[Source data]

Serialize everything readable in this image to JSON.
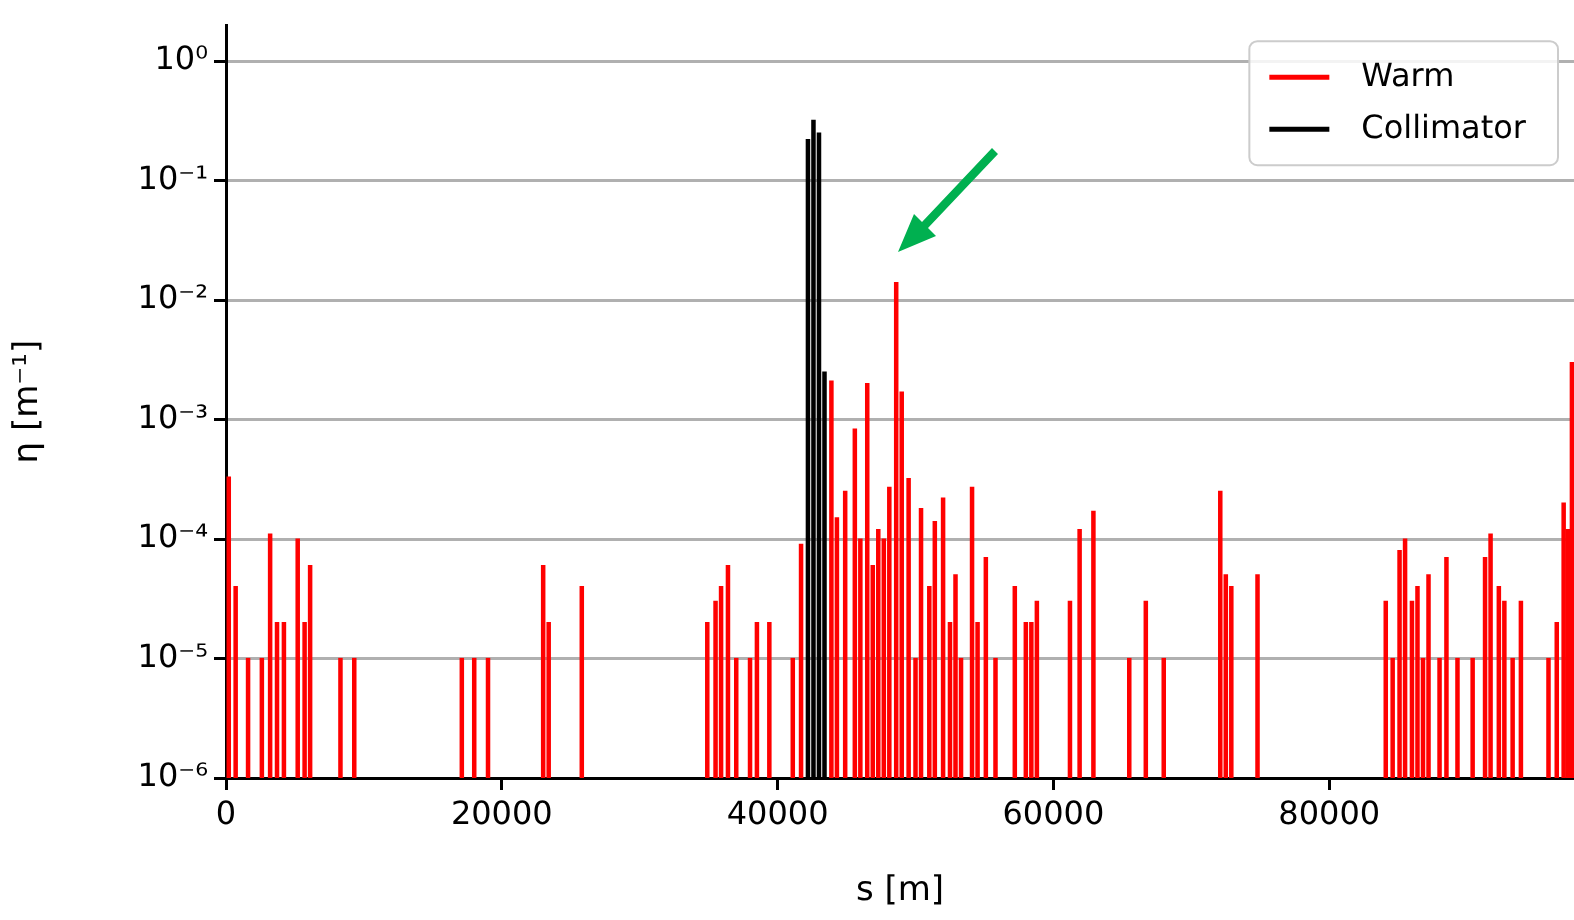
{
  "chart_data": {
    "type": "bar",
    "xlabel": "s [m]",
    "ylabel": "η [m⁻¹]",
    "log": "y",
    "grid": "y",
    "legend": "top right",
    "xlim": [
      0,
      97750
    ],
    "xticks": [
      0,
      20000,
      40000,
      60000,
      80000
    ],
    "ylim": [
      1e-06,
      2
    ],
    "yticks": [
      {
        "value": 1e-06,
        "label": "10⁻⁶"
      },
      {
        "value": 1e-05,
        "label": "10⁻⁵"
      },
      {
        "value": 0.0001,
        "label": "10⁻⁴"
      },
      {
        "value": 0.001,
        "label": "10⁻³"
      },
      {
        "value": 0.01,
        "label": "10⁻²"
      },
      {
        "value": 0.1,
        "label": "10⁻¹"
      },
      {
        "value": 1,
        "label": "10⁰"
      }
    ],
    "series": [
      {
        "name": "Warm",
        "color": "#ff0000",
        "x": [
          200,
          700,
          1600,
          2600,
          3200,
          3700,
          4200,
          5200,
          5700,
          6100,
          8300,
          9300,
          17100,
          18000,
          19000,
          23000,
          23400,
          25800,
          34900,
          35500,
          35900,
          36400,
          37000,
          38000,
          38500,
          39400,
          41100,
          41700,
          43900,
          44300,
          44900,
          45600,
          46000,
          46500,
          46900,
          47300,
          47700,
          48100,
          48600,
          49000,
          49500,
          50000,
          50400,
          51000,
          51400,
          52000,
          52500,
          52900,
          53300,
          54100,
          54500,
          55100,
          55800,
          57200,
          58000,
          58400,
          58800,
          61200,
          61900,
          62900,
          65500,
          66700,
          68000,
          72100,
          72500,
          72900,
          74800,
          84100,
          84600,
          85100,
          85500,
          86000,
          86400,
          86800,
          87200,
          88000,
          88500,
          89300,
          90400,
          91300,
          91700,
          92300,
          92700,
          93300,
          93900,
          95900,
          96500,
          97000,
          97300,
          97600
        ],
        "values": [
          0.00033,
          4e-05,
          1e-05,
          1e-05,
          0.00011,
          2e-05,
          2e-05,
          0.0001,
          2e-05,
          6e-05,
          1e-05,
          1e-05,
          1e-05,
          1e-05,
          1e-05,
          6e-05,
          2e-05,
          4e-05,
          2e-05,
          3e-05,
          4e-05,
          6e-05,
          1e-05,
          1e-05,
          2e-05,
          2e-05,
          1e-05,
          9e-05,
          0.0021,
          0.00015,
          0.00025,
          0.00083,
          0.0001,
          0.002,
          6e-05,
          0.00012,
          0.0001,
          0.00027,
          0.014,
          0.0017,
          0.00032,
          1e-05,
          0.00018,
          4e-05,
          0.00014,
          0.00022,
          2e-05,
          5e-05,
          1e-05,
          0.00027,
          2e-05,
          7e-05,
          1e-05,
          4e-05,
          2e-05,
          2e-05,
          3e-05,
          3e-05,
          0.00012,
          0.00017,
          1e-05,
          3e-05,
          1e-05,
          0.00025,
          5e-05,
          4e-05,
          5e-05,
          3e-05,
          1e-05,
          8e-05,
          0.0001,
          3e-05,
          4e-05,
          1e-05,
          5e-05,
          1e-05,
          7e-05,
          1e-05,
          1e-05,
          7e-05,
          0.00011,
          4e-05,
          3e-05,
          1e-05,
          3e-05,
          1e-05,
          2e-05,
          0.0002,
          0.00012,
          0.003
        ]
      },
      {
        "name": "Collimator",
        "color": "#000000",
        "x": [
          42200,
          42600,
          43000,
          43400
        ],
        "values": [
          0.22,
          0.32,
          0.25,
          0.0025
        ]
      }
    ]
  }
}
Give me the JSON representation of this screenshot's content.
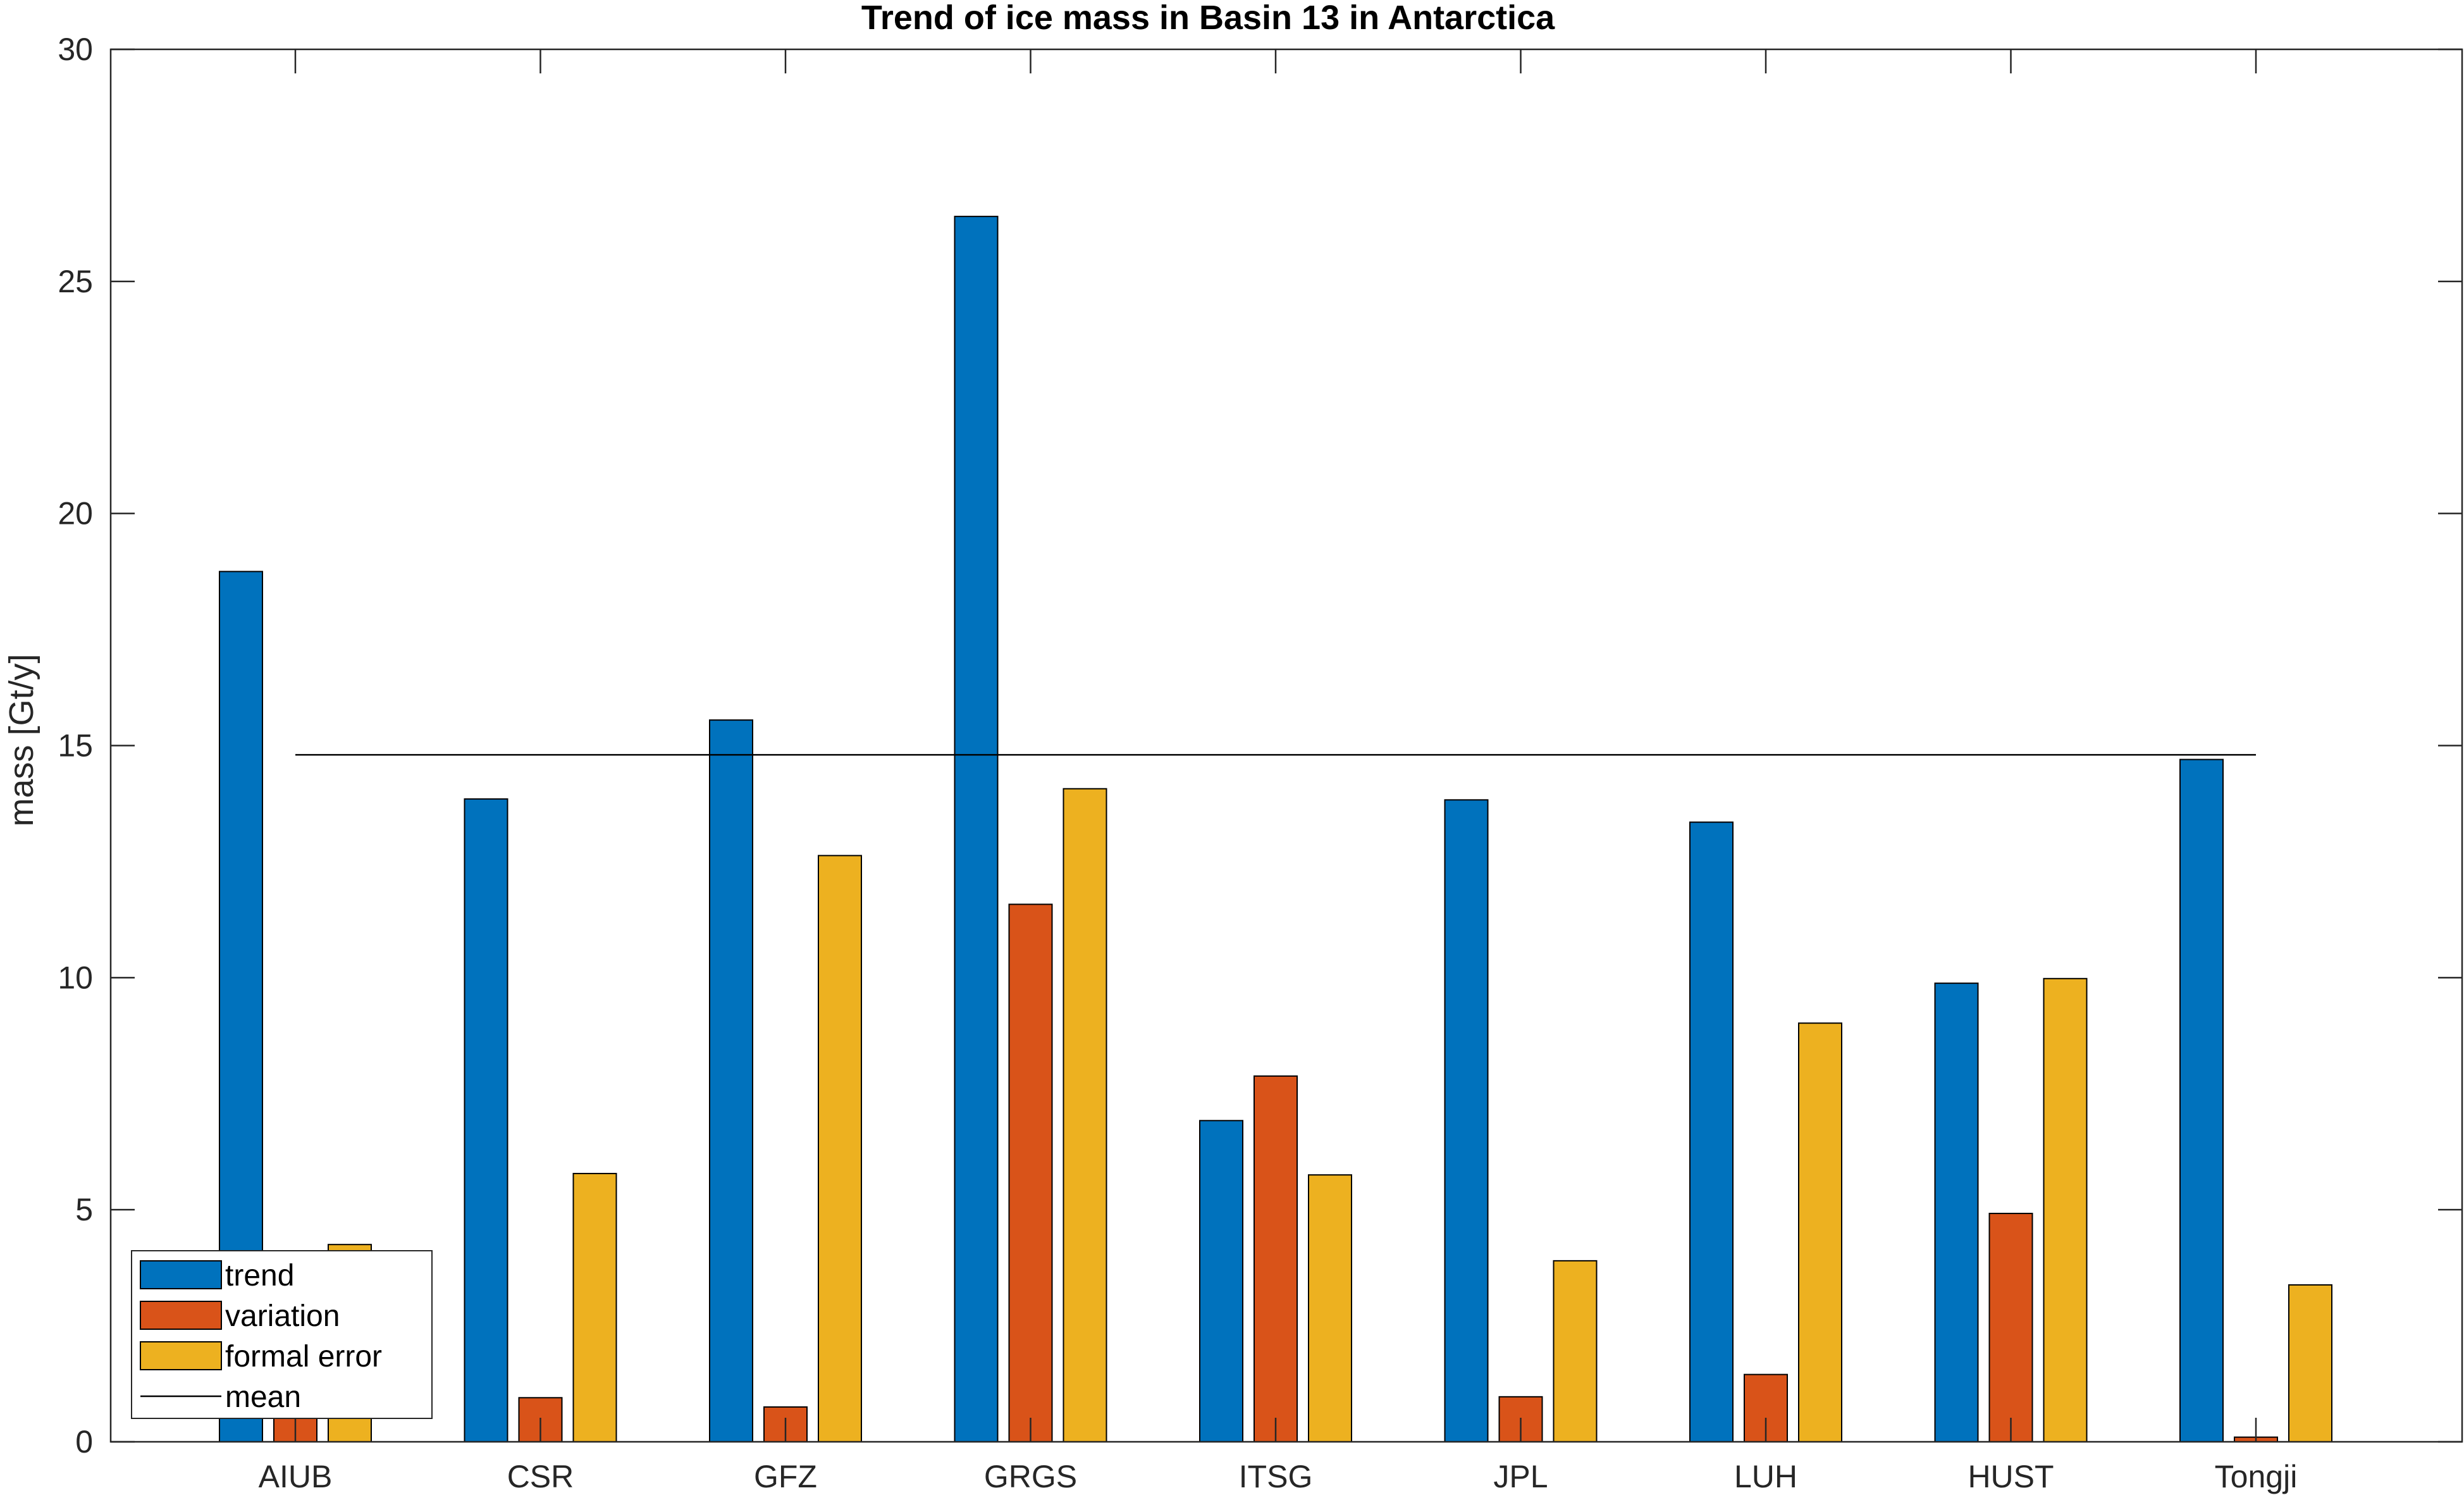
{
  "chart_data": {
    "type": "bar",
    "title": "Trend of ice mass in Basin 13 in Antarctica",
    "xlabel": "",
    "ylabel": "mass [Gt/y]",
    "categories": [
      "AIUB",
      "CSR",
      "GFZ",
      "GRGS",
      "ITSG",
      "JPL",
      "LUH",
      "HUST",
      "Tongji"
    ],
    "series": [
      {
        "name": "trend",
        "color": "#0072BD",
        "values": [
          18.75,
          13.85,
          15.55,
          26.4,
          6.92,
          13.83,
          13.35,
          9.88,
          14.7
        ]
      },
      {
        "name": "variation",
        "color": "#D95319",
        "values": [
          1.0,
          0.95,
          0.75,
          11.58,
          7.88,
          0.97,
          1.45,
          4.92,
          0.1
        ]
      },
      {
        "name": "formal error",
        "color": "#EDB120",
        "values": [
          4.25,
          5.78,
          12.63,
          14.07,
          5.75,
          3.9,
          9.02,
          9.98,
          3.38
        ]
      }
    ],
    "mean": {
      "name": "mean",
      "value": 14.8,
      "color": "#000000"
    },
    "ylim": [
      0,
      30
    ],
    "yticks": [
      0,
      5,
      10,
      15,
      20,
      25,
      30
    ],
    "grid": false,
    "legend_position": "bottom-left"
  }
}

- [Required work] Pictures in the records should not appear in your copy, but everything else must be transcribed exactly.

- [Full output]
Serialize everything readable in this image to JSON.
{
  "chart_data": {
    "type": "bar",
    "xlabel": "s [m]",
    "ylabel": "η [m⁻¹]",
    "log": "y",
    "grid": "y",
    "legend": "top right",
    "xlim": [
      0,
      97750
    ],
    "xticks": [
      0,
      20000,
      40000,
      60000,
      80000
    ],
    "ylim": [
      1e-06,
      2
    ],
    "yticks": [
      {
        "value": 1e-06,
        "label": "10⁻⁶"
      },
      {
        "value": 1e-05,
        "label": "10⁻⁵"
      },
      {
        "value": 0.0001,
        "label": "10⁻⁴"
      },
      {
        "value": 0.001,
        "label": "10⁻³"
      },
      {
        "value": 0.01,
        "label": "10⁻²"
      },
      {
        "value": 0.1,
        "label": "10⁻¹"
      },
      {
        "value": 1,
        "label": "10⁰"
      }
    ],
    "series": [
      {
        "name": "Warm",
        "color": "#ff0000",
        "x": [
          200,
          700,
          1600,
          2600,
          3200,
          3700,
          4200,
          5200,
          5700,
          6100,
          8300,
          9300,
          17100,
          18000,
          19000,
          23000,
          23400,
          25800,
          34900,
          35500,
          35900,
          36400,
          37000,
          38000,
          38500,
          39400,
          41100,
          41700,
          43900,
          44300,
          44900,
          45600,
          46000,
          46500,
          46900,
          47300,
          47700,
          48100,
          48600,
          49000,
          49500,
          50000,
          50400,
          51000,
          51400,
          52000,
          52500,
          52900,
          53300,
          54100,
          54500,
          55100,
          55800,
          57200,
          58000,
          58400,
          58800,
          61200,
          61900,
          62900,
          65500,
          66700,
          68000,
          72100,
          72500,
          72900,
          74800,
          84100,
          84600,
          85100,
          85500,
          86000,
          86400,
          86800,
          87200,
          88000,
          88500,
          89300,
          90400,
          91300,
          91700,
          92300,
          92700,
          93300,
          93900,
          95900,
          96500,
          97000,
          97300,
          97600
        ],
        "values": [
          0.00033,
          4e-05,
          1e-05,
          1e-05,
          0.00011,
          2e-05,
          2e-05,
          0.0001,
          2e-05,
          6e-05,
          1e-05,
          1e-05,
          1e-05,
          1e-05,
          1e-05,
          6e-05,
          2e-05,
          4e-05,
          2e-05,
          3e-05,
          4e-05,
          6e-05,
          1e-05,
          1e-05,
          2e-05,
          2e-05,
          1e-05,
          9e-05,
          0.0021,
          0.00015,
          0.00025,
          0.00083,
          0.0001,
          0.002,
          6e-05,
          0.00012,
          0.0001,
          0.00027,
          0.014,
          0.0017,
          0.00032,
          1e-05,
          0.00018,
          4e-05,
          0.00014,
          0.00022,
          2e-05,
          5e-05,
          1e-05,
          0.00027,
          2e-05,
          7e-05,
          1e-05,
          4e-05,
          2e-05,
          2e-05,
          3e-05,
          3e-05,
          0.00012,
          0.00017,
          1e-05,
          3e-05,
          1e-05,
          0.00025,
          5e-05,
          4e-05,
          5e-05,
          3e-05,
          1e-05,
          8e-05,
          0.0001,
          3e-05,
          4e-05,
          1e-05,
          5e-05,
          1e-05,
          7e-05,
          1e-05,
          1e-05,
          7e-05,
          0.00011,
          4e-05,
          3e-05,
          1e-05,
          3e-05,
          1e-05,
          2e-05,
          0.0002,
          0.00012,
          0.003
        ]
      },
      {
        "name": "Collimator",
        "color": "#000000",
        "x": [
          42200,
          42600,
          43000,
          43400
        ],
        "values": [
          0.22,
          0.32,
          0.25,
          0.0025
        ]
      }
    ]
  }
}
Give me the JSON representation of this screenshot's content.
{
  "chart_data": {
    "type": "bar",
    "title": "Trend of ice mass in Basin 13 in Antarctica",
    "xlabel": "",
    "ylabel": "mass [Gt/y]",
    "categories": [
      "AIUB",
      "CSR",
      "GFZ",
      "GRGS",
      "ITSG",
      "JPL",
      "LUH",
      "HUST",
      "Tongji"
    ],
    "series": [
      {
        "name": "trend",
        "color": "#0072BD",
        "values": [
          18.75,
          13.85,
          15.55,
          26.4,
          6.92,
          13.83,
          13.35,
          9.88,
          14.7
        ]
      },
      {
        "name": "variation",
        "color": "#D95319",
        "values": [
          1.0,
          0.95,
          0.75,
          11.58,
          7.88,
          0.97,
          1.45,
          4.92,
          0.1
        ]
      },
      {
        "name": "formal error",
        "color": "#EDB120",
        "values": [
          4.25,
          5.78,
          12.63,
          14.07,
          5.75,
          3.9,
          9.02,
          9.98,
          3.38
        ]
      }
    ],
    "mean": {
      "name": "mean",
      "value": 14.8,
      "color": "#000000"
    },
    "ylim": [
      0,
      30
    ],
    "yticks": [
      0,
      5,
      10,
      15,
      20,
      25,
      30
    ],
    "grid": false,
    "legend_position": "bottom-left"
  }
}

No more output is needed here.